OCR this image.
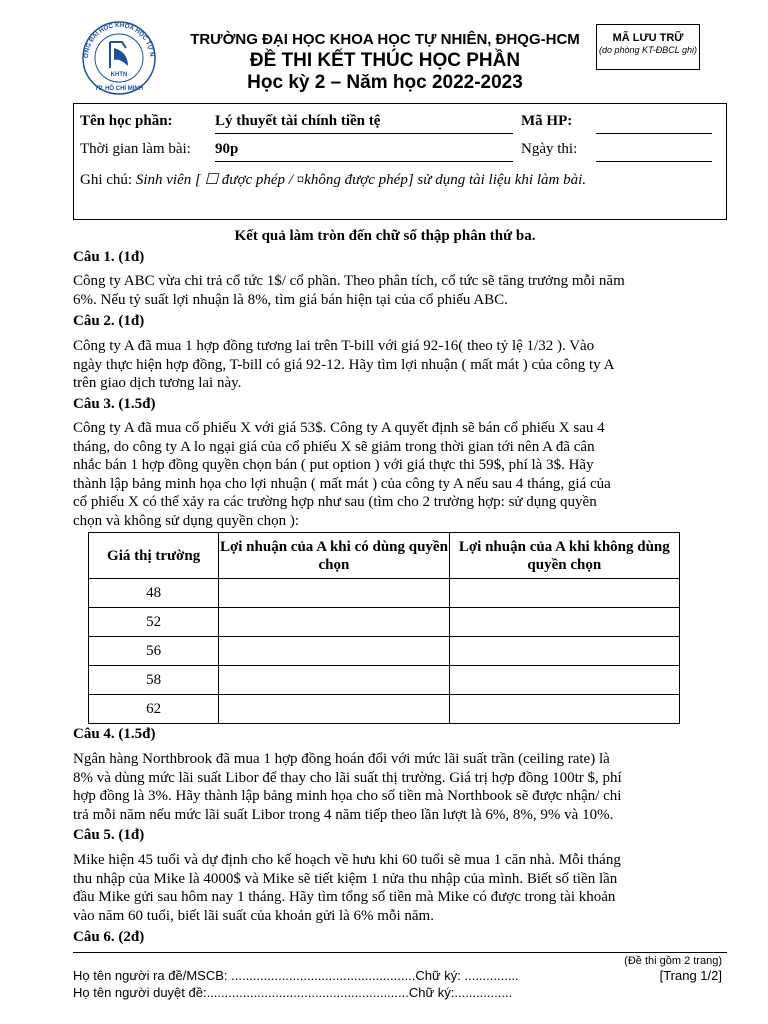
ỜNG ĐẠI HỌC KHOA HỌC TỰ N
KHTN
TP. HỒ CHÍ MINH
TRƯỜNG ĐẠI HỌC KHOA HỌC TỰ NHIÊN, ĐHQG-HCM
ĐỀ THI KẾT THÚC HỌC PHẦN
Học kỳ 2 – Năm học 2022-2023
MÃ LƯU TRỮ
(do phòng KT-ĐBCL ghi)
Tên học phần:	Lý thuyết tài chính tiền tệ	Mã HP:
Thời gian làm bài: 90p	Ngày thi:
Ghi chú: Sinh viên [ ☐ được phép / ¤không được phép] sử dụng tài liệu khi làm bài.
Kết quả làm tròn đến chữ số thập phân thứ ba.
Câu 1. (1đ)
Công ty ABC vừa chi trả cổ tức 1$/ cổ phần. Theo phân tích, cổ tức sẽ tăng trưởng mỗi năm
6%. Nếu tỷ suất lợi nhuận là 8%, tìm giá bán hiện tại của cổ phiếu ABC.
Câu 2. (1đ)
Công ty A đã mua 1 hợp đồng tương lai trên T-bill với giá 92-16( theo tỷ lệ 1/32 ). Vào
ngày thực hiện hợp đồng, T-bill có giá 92-12. Hãy tìm lợi nhuận ( mất mát ) của công ty A
trên giao dịch tương lai này.
Câu 3. (1.5đ)
Công ty A đã mua cổ phiếu X với giá 53$. Công ty A quyết định sẽ bán cổ phiếu X sau 4
tháng, do công ty A lo ngại giá của cổ phiếu X sẽ giảm trong thời gian tới nên A đã cân
nhắc bán 1 hợp đồng quyền chọn bán ( put option ) với giá thực thi 59$, phí là 3$. Hãy
thành lập bảng minh họa cho lợi nhuận ( mất mát ) của công ty A nếu sau 4 tháng, giá của
cổ phiếu X có thể xảy ra các trường hợp như sau (tìm cho 2 trường hợp: sử dụng quyền
chọn và không sử dụng quyền chọn ):
Giá thị trường	Lợi nhuận của A khi có dùng quyền chọn	Lợi nhuận của A khi không dùng quyền chọn
48		
52		
56		
58		
62		
Câu 4. (1.5đ)
Ngân hàng Northbrook đã mua 1 hợp đồng hoán đổi với mức lãi suất trần (ceiling rate) là
8% và dùng mức lãi suất Libor để thay cho lãi suất thị trường. Giá trị hợp đồng 100tr $, phí
hợp đồng là 3%. Hãy thành lập bảng minh họa cho số tiền mà Northbook sẽ được nhận/ chi
trả mỗi năm nếu mức lãi suất Libor trong 4 năm tiếp theo lần lượt là 6%, 8%, 9% và 10%.
Câu 5. (1đ)
Mike hiện 45 tuổi và dự định cho kế hoạch về hưu khi 60 tuổi sẽ mua 1 căn nhà. Mỗi tháng
thu nhập của Mike là 4000$ và Mike sẽ tiết kiệm 1 nửa thu nhập của mình. Biết số tiền lần
đầu Mike gửi sau hôm nay 1 tháng. Hãy tìm tổng số tiền mà Mike có được trong tài khoản
vào năm 60 tuổi, biết lãi suất của khoản gửi là 6% mỗi năm.
Câu 6. (2đ)
(Đề thi gồm 2 trang)
Họ tên người ra đề/MSCB: ...................................................Chữ ký: ...............	[Trang 1/2]
Họ tên người duyệt đề:........................................................Chữ ký:................
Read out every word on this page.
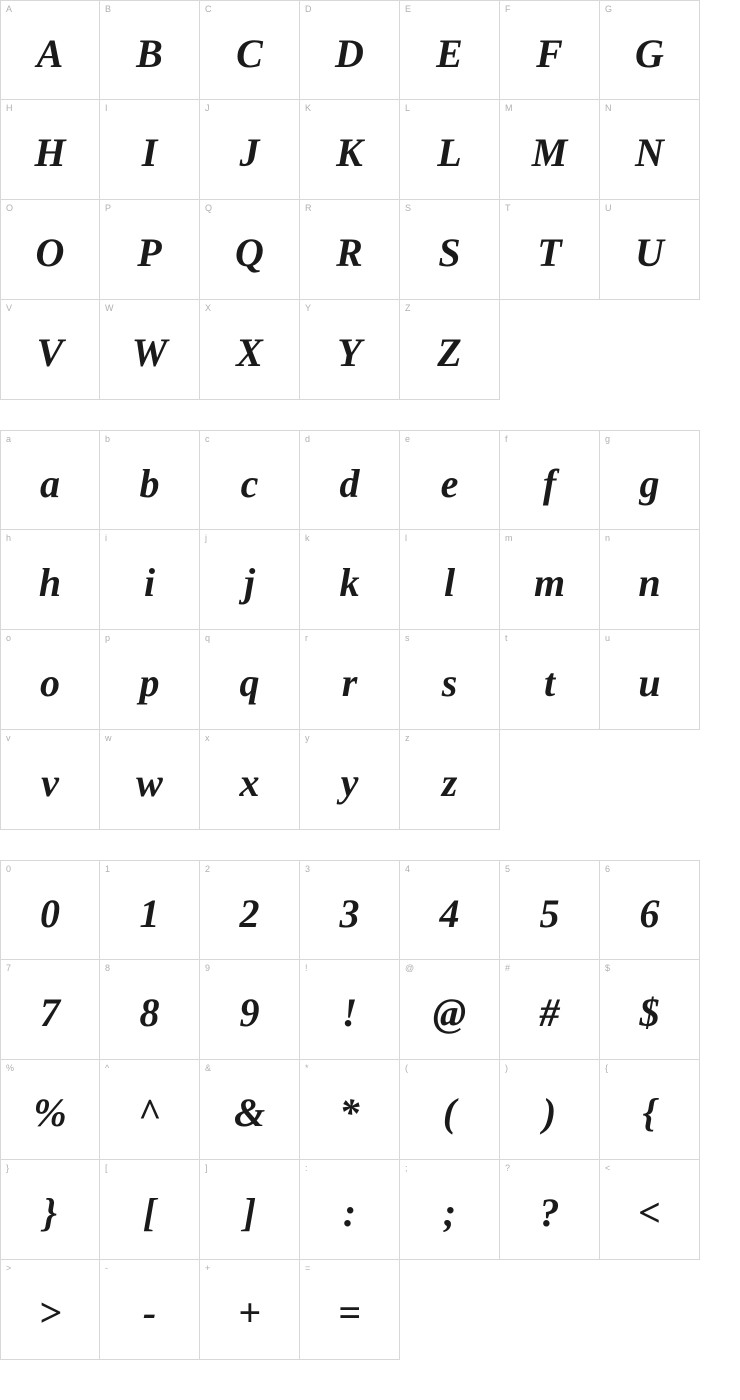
A
A
B
B
C
C
D
D
E
E
F
F
G
G
H
H
I
I
J
J
K
K
L
L
M
M
N
N
O
O
P
P
Q
Q
R
R
S
S
T
T
U
U
V
V
W
W
X
X
Y
Y
Z
Z
a
a
b
b
c
c
d
d
e
e
f
f
g
g
h
h
i
i
j
j
k
k
l
l
m
m
n
n
o
o
p
p
q
q
r
r
s
s
t
t
u
u
v
v
w
w
x
x
y
y
z
z
0
0
1
1
2
2
3
3
4
4
5
5
6
6
7
7
8
8
9
9
!
!
@
@
#
#
$
$
%
%
^
^
&
&
*
*
(
(
)
)
{
{
}
}
[
[
]
]
:
:
;
;
?
?
<
<
>
>
-
-
+
+
=
=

---------------

§ WORK INSTRUCTIONS:
Extract every line from the records above that contains the word "đồng".

§ RESPONSE:
Công ty A đã mua 1 hợp đồng tương lai trên T-bill với giá 92-16( theo tỷ lệ 1/32 ). Vào
ngày thực hiện hợp đồng, T-bill có giá 92-12. Hãy tìm lợi nhuận ( mất mát ) của công ty A
nhắc bán 1 hợp đồng quyền chọn bán ( put option ) với giá thực thi 59$, phí là 3$. Hãy
Ngân hàng Northbrook đã mua 1 hợp đồng hoán đổi với mức lãi suất trần (ceiling rate) là
8% và dùng mức lãi suất Libor để thay cho lãi suất thị trường. Giá trị hợp đồng 100tr $, phí
hợp đồng là 3%. Hãy thành lập bảng minh họa cho số tiền mà Northbook sẽ được nhận/ chi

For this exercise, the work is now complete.